• **TASK GOAL**: Find every line in the records that holds the string "щепы". Copy each one.

(Recorded data)
————————
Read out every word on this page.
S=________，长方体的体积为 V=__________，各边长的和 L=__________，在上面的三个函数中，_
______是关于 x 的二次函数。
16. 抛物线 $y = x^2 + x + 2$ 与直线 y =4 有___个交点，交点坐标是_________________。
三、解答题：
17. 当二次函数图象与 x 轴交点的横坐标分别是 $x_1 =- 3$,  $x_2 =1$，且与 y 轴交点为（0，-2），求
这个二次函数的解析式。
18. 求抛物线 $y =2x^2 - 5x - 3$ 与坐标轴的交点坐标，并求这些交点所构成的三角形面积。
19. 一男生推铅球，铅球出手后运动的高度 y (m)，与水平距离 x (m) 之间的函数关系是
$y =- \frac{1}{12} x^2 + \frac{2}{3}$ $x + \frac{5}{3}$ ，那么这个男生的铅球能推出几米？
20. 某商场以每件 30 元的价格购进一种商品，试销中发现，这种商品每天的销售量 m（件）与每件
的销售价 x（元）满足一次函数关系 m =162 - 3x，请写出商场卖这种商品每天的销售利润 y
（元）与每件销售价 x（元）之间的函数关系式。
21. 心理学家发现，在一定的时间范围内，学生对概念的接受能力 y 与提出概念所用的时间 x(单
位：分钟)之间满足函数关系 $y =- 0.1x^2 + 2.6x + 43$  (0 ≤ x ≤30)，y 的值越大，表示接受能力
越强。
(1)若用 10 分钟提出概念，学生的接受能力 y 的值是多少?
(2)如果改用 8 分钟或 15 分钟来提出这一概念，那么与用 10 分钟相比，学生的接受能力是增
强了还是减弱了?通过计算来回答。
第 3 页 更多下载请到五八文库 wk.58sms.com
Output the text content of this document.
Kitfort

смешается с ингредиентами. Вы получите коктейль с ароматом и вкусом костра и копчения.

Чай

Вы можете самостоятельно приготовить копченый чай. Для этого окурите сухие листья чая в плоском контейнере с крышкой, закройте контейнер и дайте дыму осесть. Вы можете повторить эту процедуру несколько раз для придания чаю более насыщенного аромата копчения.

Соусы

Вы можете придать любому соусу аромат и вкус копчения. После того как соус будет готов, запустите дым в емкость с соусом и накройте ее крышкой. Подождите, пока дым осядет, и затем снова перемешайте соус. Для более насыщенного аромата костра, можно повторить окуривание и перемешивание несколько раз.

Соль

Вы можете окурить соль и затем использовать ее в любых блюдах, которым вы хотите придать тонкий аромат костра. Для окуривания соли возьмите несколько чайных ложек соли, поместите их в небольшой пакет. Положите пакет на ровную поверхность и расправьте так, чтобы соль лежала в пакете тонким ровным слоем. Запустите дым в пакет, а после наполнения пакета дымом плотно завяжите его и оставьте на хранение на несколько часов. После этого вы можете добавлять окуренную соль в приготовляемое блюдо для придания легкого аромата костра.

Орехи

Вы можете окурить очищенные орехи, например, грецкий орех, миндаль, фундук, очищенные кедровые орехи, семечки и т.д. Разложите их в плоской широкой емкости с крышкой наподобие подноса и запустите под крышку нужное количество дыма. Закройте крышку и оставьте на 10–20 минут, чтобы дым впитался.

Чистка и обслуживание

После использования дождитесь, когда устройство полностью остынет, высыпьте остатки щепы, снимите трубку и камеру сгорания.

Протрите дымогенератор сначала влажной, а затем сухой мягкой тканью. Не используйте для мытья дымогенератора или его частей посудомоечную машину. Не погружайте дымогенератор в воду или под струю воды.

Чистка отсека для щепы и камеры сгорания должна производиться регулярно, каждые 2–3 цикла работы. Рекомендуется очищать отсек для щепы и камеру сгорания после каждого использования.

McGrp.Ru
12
————————
• **EXPECTED ANSWER**:
После использования дождитесь, когда устройство полностью остынет, высыпьте остатки щепы, снимите трубку и камеру сгорания.
Чистка отсека для щепы и камеры сгорания должна производиться регулярно, каждые 2–3 цикла работы. Рекомендуется очищать отсек для щепы и камеру сгорания после каждого использования.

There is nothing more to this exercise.